Task details: Go through the data below. Pull out every line that has the word "anorganik".

***** Supplied records *****

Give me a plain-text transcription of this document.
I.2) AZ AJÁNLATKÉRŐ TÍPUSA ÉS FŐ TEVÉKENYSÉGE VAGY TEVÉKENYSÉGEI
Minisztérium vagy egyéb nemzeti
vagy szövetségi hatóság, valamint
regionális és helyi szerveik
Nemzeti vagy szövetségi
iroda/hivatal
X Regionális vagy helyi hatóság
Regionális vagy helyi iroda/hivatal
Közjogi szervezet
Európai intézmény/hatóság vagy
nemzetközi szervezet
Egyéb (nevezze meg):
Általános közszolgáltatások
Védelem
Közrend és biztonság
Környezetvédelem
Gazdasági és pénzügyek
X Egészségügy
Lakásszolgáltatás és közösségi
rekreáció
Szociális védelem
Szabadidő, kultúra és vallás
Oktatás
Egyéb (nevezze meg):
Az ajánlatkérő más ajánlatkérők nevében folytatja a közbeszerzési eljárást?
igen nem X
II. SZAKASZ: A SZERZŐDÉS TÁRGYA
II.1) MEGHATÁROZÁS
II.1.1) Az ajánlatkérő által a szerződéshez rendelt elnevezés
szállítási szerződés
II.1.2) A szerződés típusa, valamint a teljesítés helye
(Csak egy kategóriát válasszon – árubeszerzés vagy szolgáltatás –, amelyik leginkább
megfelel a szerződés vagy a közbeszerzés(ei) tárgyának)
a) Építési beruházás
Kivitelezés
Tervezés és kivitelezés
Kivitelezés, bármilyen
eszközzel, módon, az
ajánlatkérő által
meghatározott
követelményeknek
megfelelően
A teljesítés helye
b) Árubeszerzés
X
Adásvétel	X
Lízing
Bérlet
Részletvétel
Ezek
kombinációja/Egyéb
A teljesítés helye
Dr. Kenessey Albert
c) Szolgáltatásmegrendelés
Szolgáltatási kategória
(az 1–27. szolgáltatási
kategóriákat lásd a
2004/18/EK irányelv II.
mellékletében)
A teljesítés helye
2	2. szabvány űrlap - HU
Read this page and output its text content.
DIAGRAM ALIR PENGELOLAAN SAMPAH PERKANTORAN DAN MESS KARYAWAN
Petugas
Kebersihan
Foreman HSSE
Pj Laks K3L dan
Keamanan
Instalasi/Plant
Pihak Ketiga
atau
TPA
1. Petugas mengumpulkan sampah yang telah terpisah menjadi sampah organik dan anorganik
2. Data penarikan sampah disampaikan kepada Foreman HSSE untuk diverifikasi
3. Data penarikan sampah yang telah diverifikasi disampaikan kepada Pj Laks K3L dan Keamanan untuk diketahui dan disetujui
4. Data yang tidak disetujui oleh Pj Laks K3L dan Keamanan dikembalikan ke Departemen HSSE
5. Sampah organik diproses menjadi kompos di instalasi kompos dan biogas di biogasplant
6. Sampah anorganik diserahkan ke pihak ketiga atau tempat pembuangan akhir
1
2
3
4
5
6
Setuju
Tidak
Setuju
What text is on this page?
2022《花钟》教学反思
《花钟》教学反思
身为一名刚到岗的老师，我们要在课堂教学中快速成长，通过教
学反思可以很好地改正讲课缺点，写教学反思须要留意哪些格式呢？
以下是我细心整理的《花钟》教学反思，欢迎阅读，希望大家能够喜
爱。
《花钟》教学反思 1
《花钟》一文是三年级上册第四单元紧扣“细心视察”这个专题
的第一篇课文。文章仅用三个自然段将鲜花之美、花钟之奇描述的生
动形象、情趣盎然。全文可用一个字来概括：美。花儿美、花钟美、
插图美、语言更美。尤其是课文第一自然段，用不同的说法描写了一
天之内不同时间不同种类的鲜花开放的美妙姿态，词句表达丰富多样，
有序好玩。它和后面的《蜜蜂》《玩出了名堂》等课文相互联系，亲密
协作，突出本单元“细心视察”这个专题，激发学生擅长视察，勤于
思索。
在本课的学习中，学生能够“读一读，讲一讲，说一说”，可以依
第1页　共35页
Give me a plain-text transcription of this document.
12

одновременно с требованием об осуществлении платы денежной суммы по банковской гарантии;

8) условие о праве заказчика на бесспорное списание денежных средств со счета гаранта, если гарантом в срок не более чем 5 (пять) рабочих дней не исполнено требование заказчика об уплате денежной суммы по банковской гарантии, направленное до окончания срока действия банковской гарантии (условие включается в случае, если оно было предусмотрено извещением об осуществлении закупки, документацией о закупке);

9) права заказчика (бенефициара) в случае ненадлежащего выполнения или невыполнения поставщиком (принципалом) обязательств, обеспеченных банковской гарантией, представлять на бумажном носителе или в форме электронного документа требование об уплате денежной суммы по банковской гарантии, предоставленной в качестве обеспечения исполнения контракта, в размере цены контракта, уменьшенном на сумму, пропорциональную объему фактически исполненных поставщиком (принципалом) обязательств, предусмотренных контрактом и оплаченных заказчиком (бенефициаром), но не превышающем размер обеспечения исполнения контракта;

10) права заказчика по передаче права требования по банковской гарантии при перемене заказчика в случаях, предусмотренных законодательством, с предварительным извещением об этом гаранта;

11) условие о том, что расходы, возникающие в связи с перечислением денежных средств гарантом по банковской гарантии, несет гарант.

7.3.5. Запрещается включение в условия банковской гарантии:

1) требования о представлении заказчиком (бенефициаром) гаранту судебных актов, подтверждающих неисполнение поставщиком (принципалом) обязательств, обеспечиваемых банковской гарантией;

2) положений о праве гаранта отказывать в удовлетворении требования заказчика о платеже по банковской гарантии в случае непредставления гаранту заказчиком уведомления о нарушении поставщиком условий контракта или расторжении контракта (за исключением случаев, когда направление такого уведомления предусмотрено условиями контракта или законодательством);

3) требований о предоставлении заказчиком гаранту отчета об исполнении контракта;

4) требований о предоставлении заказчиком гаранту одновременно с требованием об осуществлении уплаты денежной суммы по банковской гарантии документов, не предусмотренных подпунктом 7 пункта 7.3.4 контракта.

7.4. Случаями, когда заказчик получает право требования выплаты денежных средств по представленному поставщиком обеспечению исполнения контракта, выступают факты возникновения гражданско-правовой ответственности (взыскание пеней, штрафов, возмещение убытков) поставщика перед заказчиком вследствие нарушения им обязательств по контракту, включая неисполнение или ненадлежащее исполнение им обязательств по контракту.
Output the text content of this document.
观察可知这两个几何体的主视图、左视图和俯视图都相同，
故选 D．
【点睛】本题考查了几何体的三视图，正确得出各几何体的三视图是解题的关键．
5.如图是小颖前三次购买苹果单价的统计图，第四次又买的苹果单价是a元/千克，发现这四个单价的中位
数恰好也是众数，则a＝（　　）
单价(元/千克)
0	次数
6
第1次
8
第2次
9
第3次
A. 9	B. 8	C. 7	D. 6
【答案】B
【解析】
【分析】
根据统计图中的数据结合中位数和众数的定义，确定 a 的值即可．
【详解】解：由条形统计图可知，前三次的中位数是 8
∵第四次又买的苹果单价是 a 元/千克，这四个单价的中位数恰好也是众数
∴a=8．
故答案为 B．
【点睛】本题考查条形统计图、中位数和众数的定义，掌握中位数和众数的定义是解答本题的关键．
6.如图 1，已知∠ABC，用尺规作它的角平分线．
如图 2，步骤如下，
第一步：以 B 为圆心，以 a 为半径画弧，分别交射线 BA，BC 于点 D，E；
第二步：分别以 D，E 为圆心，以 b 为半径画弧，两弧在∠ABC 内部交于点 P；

*****

Task response:
1. Petugas mengumpulkan sampah yang telah terpisah menjadi sampah organik dan anorganik
6. Sampah anorganik diserahkan ke pihak ketiga atau tempat pembuangan akhir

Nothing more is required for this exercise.